▸ **Aim**
Give back the full listing, character for character, with no pictures.
━━━ Data listing
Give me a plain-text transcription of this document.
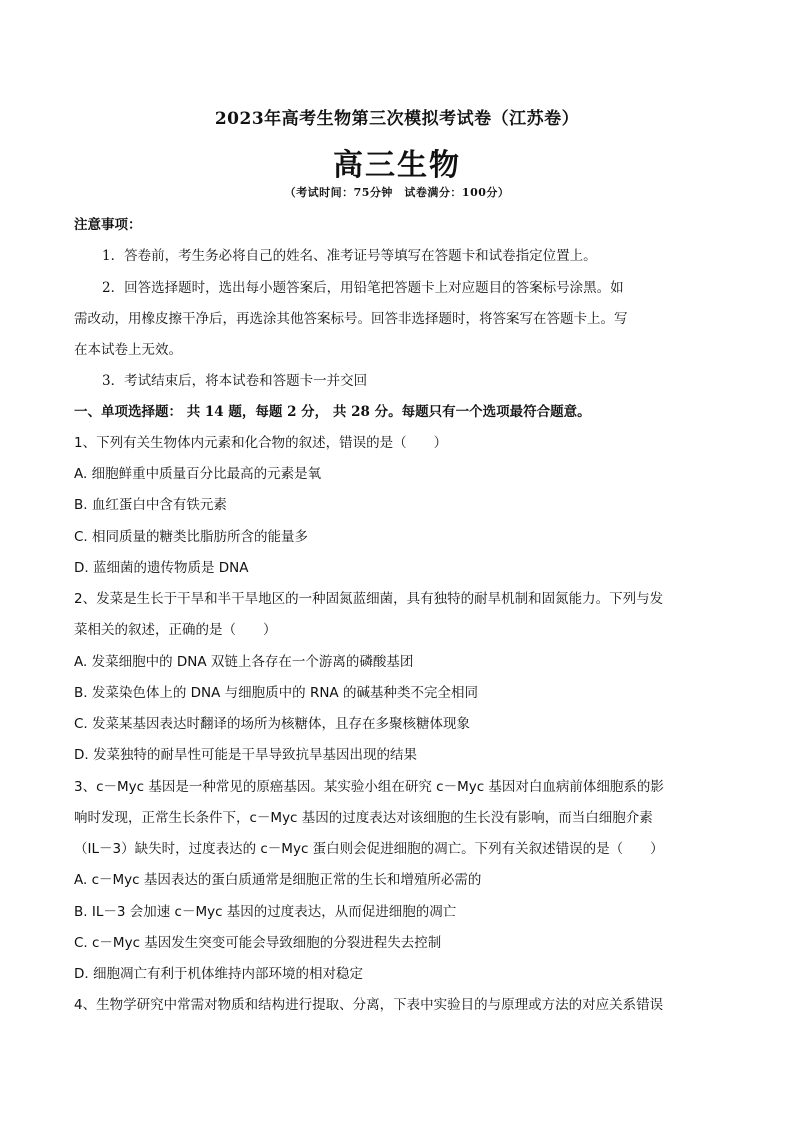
2023年高考生物第三次模拟考试卷（江苏卷）
高三生物
（考试时间：75分钟　试卷满分：100分）
注意事项：
1．答卷前，考生务必将自己的姓名、准考证号等填写在答题卡和试卷指定位置上。
2．回答选择题时，选出每小题答案后，用铅笔把答题卡上对应题目的答案标号涂黑。如
需改动，用橡皮擦干净后，再选涂其他答案标号。回答非选择题时，将答案写在答题卡上。写
在本试卷上无效。
3．考试结束后，将本试卷和答题卡一并交回
一、单项选择题： 共 14 题，每题 2 分， 共 28 分。每题只有一个选项最符合题意。
1、下列有关生物体内元素和化合物的叙述，错误的是（　　）
A. 细胞鲜重中质量百分比最高的元素是氧
B. 血红蛋白中含有铁元素
C. 相同质量的糖类比脂肪所含的能量多
D. 蓝细菌的遗传物质是 DNA
2、发菜是生长于干旱和半干旱地区的一种固氮蓝细菌，具有独特的耐旱机制和固氮能力。下列与发
菜相关的叙述，正确的是（　　）
A. 发菜细胞中的 DNA 双链上各存在一个游离的磷酸基团
B. 发菜染色体上的 DNA 与细胞质中的 RNA 的碱基种类不完全相同
C. 发菜某基因表达时翻译的场所为核糖体，且存在多聚核糖体现象
D. 发菜独特的耐旱性可能是干旱导致抗旱基因出现的结果
3、c－Myc 基因是一种常见的原癌基因。某实验小组在研究 c－Myc 基因对白血病前体细胞系的影
响时发现，正常生长条件下，c－Myc 基因的过度表达对该细胞的生长没有影响，而当白细胞介素
（IL－3）缺失时，过度表达的 c－Myc 蛋白则会促进细胞的凋亡。下列有关叙述错误的是（　　）
A. c－Myc 基因表达的蛋白质通常是细胞正常的生长和增殖所必需的
B. IL－3 会加速 c－Myc 基因的过度表达，从而促进细胞的凋亡
C. c－Myc 基因发生突变可能会导致细胞的分裂进程失去控制
D. 细胞凋亡有利于机体维持内部环境的相对稳定
4、生物学研究中常需对物质和结构进行提取、分离，下表中实验目的与原理或方法的对应关系错误
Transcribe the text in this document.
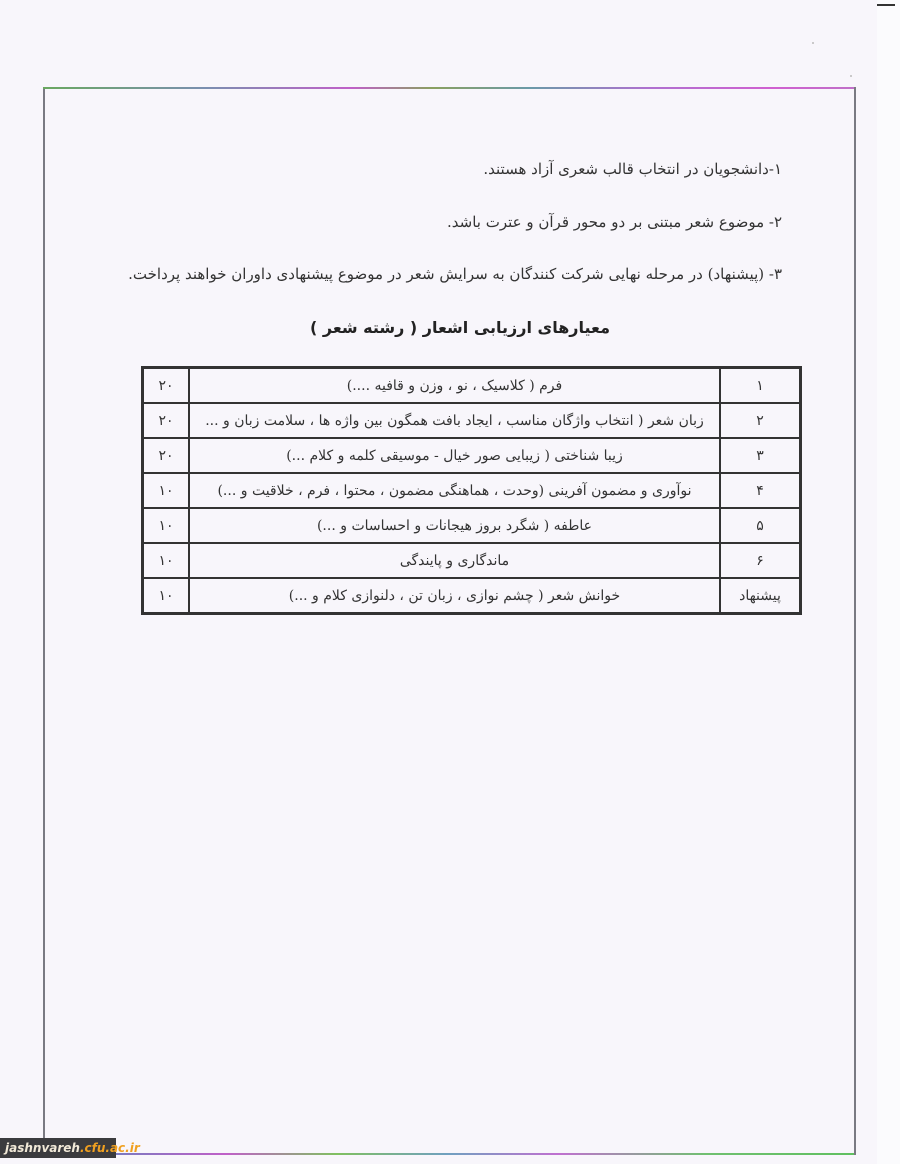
۱-دانشجویان در انتخاب قالب شعری آزاد هستند.
۲- موضوع شعر مبتنی بر دو محور قرآن و عترت باشد.
۳- (پیشنهاد) در مرحله نهایی شرکت کنندگان به سرایش شعر در موضوع پیشنهادی داوران خواهند پرداخت.
معیارهای ارزیابی اشعار ( رشته شعر )
۲۰	فرم ( کلاسیک ، نو ، وزن و قافیه ....)	۱
۲۰	زبان شعر ( انتخاب واژگان مناسب ، ایجاد بافت همگون بین واژه ها ، سلامت زبان و ...	۲
۲۰	زیبا شناختی ( زیبایی صور خیال - موسیقی کلمه و کلام ...)	۳
۱۰	نوآوری و مضمون آفرینی (وحدت ، هماهنگی مضمون ، محتوا ، فرم ، خلاقیت و ...)	۴
۱۰	عاطفه ( شگرد بروز هیجانات و احساسات و ...)	۵
۱۰	ماندگاری و پایندگی	۶
۱۰	خوانش شعر ( چشم نوازی ، زبان تن ، دلنوازی کلام و ...)	پیشنهاد
jashnvareh.cfu.ac.ir
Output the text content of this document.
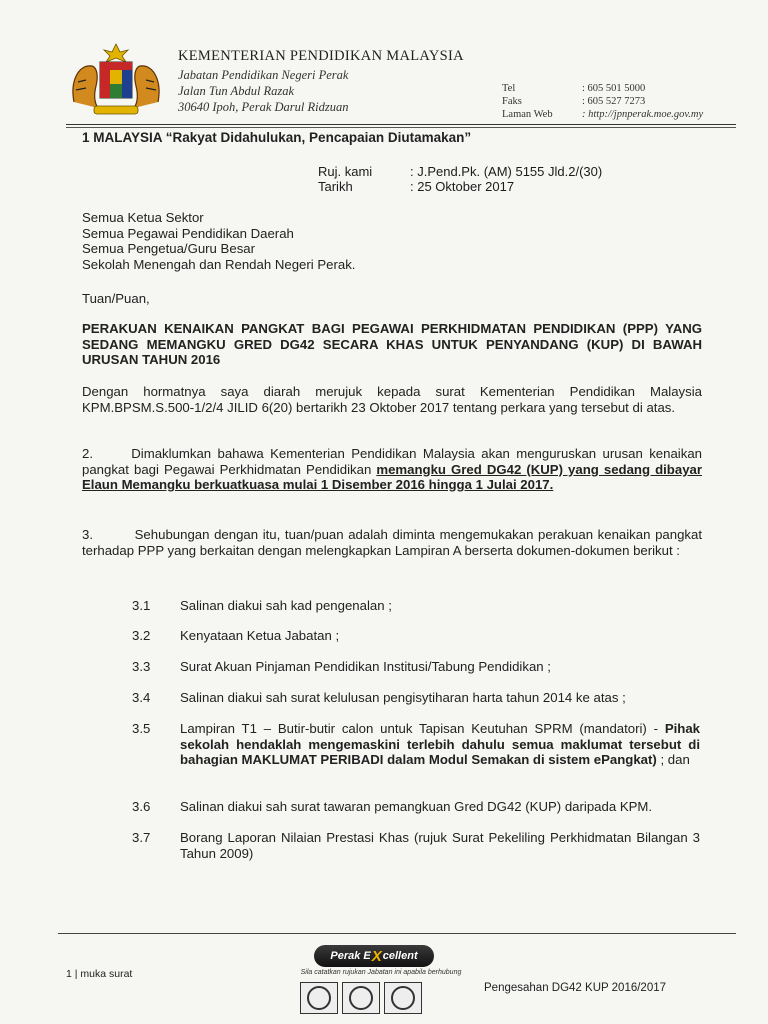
KEMENTERIAN PENDIDIKAN MALAYSIA
Jabatan Pendidikan Negeri Perak
Jalan Tun Abdul Razak
30640 Ipoh, Perak Darul Ridzuan
Tel	: 605 501 5000
Faks	: 605 527 7273
Laman Web	: http://jpnperak.moe.gov.my
1 MALAYSIA “Rakyat Didahulukan, Pencapaian Diutamakan”
Ruj. kami	: J.Pend.Pk. (AM) 5155 Jld.2/(30)
Tarikh	: 25 Oktober 2017
Semua Ketua Sektor
Semua Pegawai Pendidikan Daerah
Semua Pengetua/Guru Besar
Sekolah Menengah dan Rendah Negeri Perak.
Tuan/Puan,
PERAKUAN KENAIKAN PANGKAT BAGI PEGAWAI PERKHIDMATAN PENDIDIKAN (PPP) YANG SEDANG MEMANGKU GRED DG42 SECARA KHAS UNTUK PENYANDANG (KUP) DI BAWAH URUSAN TAHUN 2016
Dengan hormatnya saya diarah merujuk kepada surat Kementerian Pendidikan Malaysia KPM.BPSM.S.500-1/2/4 JILID 6(20) bertarikh 23 Oktober 2017 tentang perkara yang tersebut di atas.
2.	Dimaklumkan bahawa Kementerian Pendidikan Malaysia akan menguruskan urusan kenaikan pangkat bagi Pegawai Perkhidmatan Pendidikan memangku Gred DG42 (KUP) yang sedang dibayar Elaun Memangku berkuatkuasa mulai 1 Disember 2016 hingga 1 Julai 2017.
3.	Sehubungan dengan itu, tuan/puan adalah diminta mengemukakan perakuan kenaikan pangkat terhadap PPP yang berkaitan dengan melengkapkan Lampiran A berserta dokumen-dokumen berikut :
3.1	Salinan diakui sah kad pengenalan ;
3.2	Kenyataan Ketua Jabatan ;
3.3	Surat Akuan Pinjaman Pendidikan Institusi/Tabung Pendidikan ;
3.4	Salinan diakui sah surat kelulusan pengisytiharan harta tahun 2014 ke atas ;
3.5	Lampiran T1 – Butir-butir calon untuk Tapisan Keutuhan SPRM (mandatori) - Pihak sekolah hendaklah mengemaskini terlebih dahulu semua maklumat tersebut di bahagian MAKLUMAT PERIBADI dalam Modul Semakan di sistem ePangkat) ; dan
3.6	Salinan diakui sah surat tawaran pemangkuan Gred DG42 (KUP) daripada KPM.
3.7	Borang Laporan Nilaian Prestasi Khas (rujuk Surat Pekeliling Perkhidmatan Bilangan 3 Tahun 2009)
Perak
E X cellent
Sila catatkan rujukan Jabatan ini apabila berhubung
1 | muka surat
Pengesahan DG42 KUP 2016/2017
━━━━━━
▸ **Result for this exercise**
Give me a plain-text transcription of this document.
2023年高考生物第三次模拟考试卷（江苏卷）
高三生物
（考试时间：75分钟　试卷满分：100分）
注意事项：
1．答卷前，考生务必将自己的姓名、准考证号等填写在答题卡和试卷指定位置上。
2．回答选择题时，选出每小题答案后，用铅笔把答题卡上对应题目的答案标号涂黑。如
需改动，用橡皮擦干净后，再选涂其他答案标号。回答非选择题时，将答案写在答题卡上。写
在本试卷上无效。
3．考试结束后，将本试卷和答题卡一并交回
一、单项选择题： 共 14 题，每题 2 分， 共 28 分。每题只有一个选项最符合题意。
1、下列有关生物体内元素和化合物的叙述，错误的是（　　）
A. 细胞鲜重中质量百分比最高的元素是氧
B. 血红蛋白中含有铁元素
C. 相同质量的糖类比脂肪所含的能量多
D. 蓝细菌的遗传物质是 DNA
2、发菜是生长于干旱和半干旱地区的一种固氮蓝细菌，具有独特的耐旱机制和固氮能力。下列与发
菜相关的叙述，正确的是（　　）
A. 发菜细胞中的 DNA 双链上各存在一个游离的磷酸基团
B. 发菜染色体上的 DNA 与细胞质中的 RNA 的碱基种类不完全相同
C. 发菜某基因表达时翻译的场所为核糖体，且存在多聚核糖体现象
D. 发菜独特的耐旱性可能是干旱导致抗旱基因出现的结果
3、c－Myc 基因是一种常见的原癌基因。某实验小组在研究 c－Myc 基因对白血病前体细胞系的影
响时发现，正常生长条件下，c－Myc 基因的过度表达对该细胞的生长没有影响，而当白细胞介素
（IL－3）缺失时，过度表达的 c－Myc 蛋白则会促进细胞的凋亡。下列有关叙述错误的是（　　）
A. c－Myc 基因表达的蛋白质通常是细胞正常的生长和增殖所必需的
B. IL－3 会加速 c－Myc 基因的过度表达，从而促进细胞的凋亡
C. c－Myc 基因发生突变可能会导致细胞的分裂进程失去控制
D. 细胞凋亡有利于机体维持内部环境的相对稳定
4、生物学研究中常需对物质和结构进行提取、分离，下表中实验目的与原理或方法的对应关系错误
Transcribe the text in this document.
۱-دانشجویان در انتخاب قالب شعری آزاد هستند.
۲- موضوع شعر مبتنی بر دو محور قرآن و عترت باشد.
۳- (پیشنهاد) در مرحله نهایی شرکت کنندگان به سرایش شعر در موضوع پیشنهادی داوران خواهند پرداخت.
معیارهای ارزیابی اشعار ( رشته شعر )
۲۰	فرم ( کلاسیک ، نو ، وزن و قافیه ....)	۱
۲۰	زبان شعر ( انتخاب واژگان مناسب ، ایجاد بافت همگون بین واژه ها ، سلامت زبان و ...	۲
۲۰	زیبا شناختی ( زیبایی صور خیال - موسیقی کلمه و کلام ...)	۳
۱۰	نوآوری و مضمون آفرینی (وحدت ، هماهنگی مضمون ، محتوا ، فرم ، خلاقیت و ...)	۴
۱۰	عاطفه ( شگرد بروز هیجانات و احساسات و ...)	۵
۱۰	ماندگاری و پایندگی	۶
۱۰	خوانش شعر ( چشم نوازی ، زبان تن ، دلنوازی کلام و ...)	پیشنهاد
jashnvareh.cfu.ac.ir
Output the text content of this document.
KEMENTERIAN PENDIDIKAN MALAYSIA
Jabatan Pendidikan Negeri Perak
Jalan Tun Abdul Razak
30640 Ipoh, Perak Darul Ridzuan
Tel	: 605 501 5000
Faks	: 605 527 7273
Laman Web	: http://jpnperak.moe.gov.my
1 MALAYSIA “Rakyat Didahulukan, Pencapaian Diutamakan”
Ruj. kami	: J.Pend.Pk. (AM) 5155 Jld.2/(30)
Tarikh	: 25 Oktober 2017
Semua Ketua Sektor
Semua Pegawai Pendidikan Daerah
Semua Pengetua/Guru Besar
Sekolah Menengah dan Rendah Negeri Perak.
Tuan/Puan,
PERAKUAN KENAIKAN PANGKAT BAGI PEGAWAI PERKHIDMATAN PENDIDIKAN (PPP) YANG SEDANG MEMANGKU GRED DG42 SECARA KHAS UNTUK PENYANDANG (KUP) DI BAWAH URUSAN TAHUN 2016
Dengan hormatnya saya diarah merujuk kepada surat Kementerian Pendidikan Malaysia KPM.BPSM.S.500-1/2/4 JILID 6(20) bertarikh 23 Oktober 2017 tentang perkara yang tersebut di atas.
2.	Dimaklumkan bahawa Kementerian Pendidikan Malaysia akan menguruskan urusan kenaikan pangkat bagi Pegawai Perkhidmatan Pendidikan memangku Gred DG42 (KUP) yang sedang dibayar Elaun Memangku berkuatkuasa mulai 1 Disember 2016 hingga 1 Julai 2017.
3.	Sehubungan dengan itu, tuan/puan adalah diminta mengemukakan perakuan kenaikan pangkat terhadap PPP yang berkaitan dengan melengkapkan Lampiran A berserta dokumen-dokumen berikut :
3.1	Salinan diakui sah kad pengenalan ;
3.2	Kenyataan Ketua Jabatan ;
3.3	Surat Akuan Pinjaman Pendidikan Institusi/Tabung Pendidikan ;
3.4	Salinan diakui sah surat kelulusan pengisytiharan harta tahun 2014 ke atas ;
3.5	Lampiran T1 – Butir-butir calon untuk Tapisan Keutuhan SPRM (mandatori) - Pihak sekolah hendaklah mengemaskini terlebih dahulu semua maklumat tersebut di bahagian MAKLUMAT PERIBADI dalam Modul Semakan di sistem ePangkat) ; dan
3.6	Salinan diakui sah surat tawaran pemangkuan Gred DG42 (KUP) daripada KPM.
3.7	Borang Laporan Nilaian Prestasi Khas (rujuk Surat Pekeliling Perkhidmatan Bilangan 3 Tahun 2009)
Perak
E X cellent
Sila catatkan rujukan Jabatan ini apabila berhubung
1 | muka surat
Pengesahan DG42 KUP 2016/2017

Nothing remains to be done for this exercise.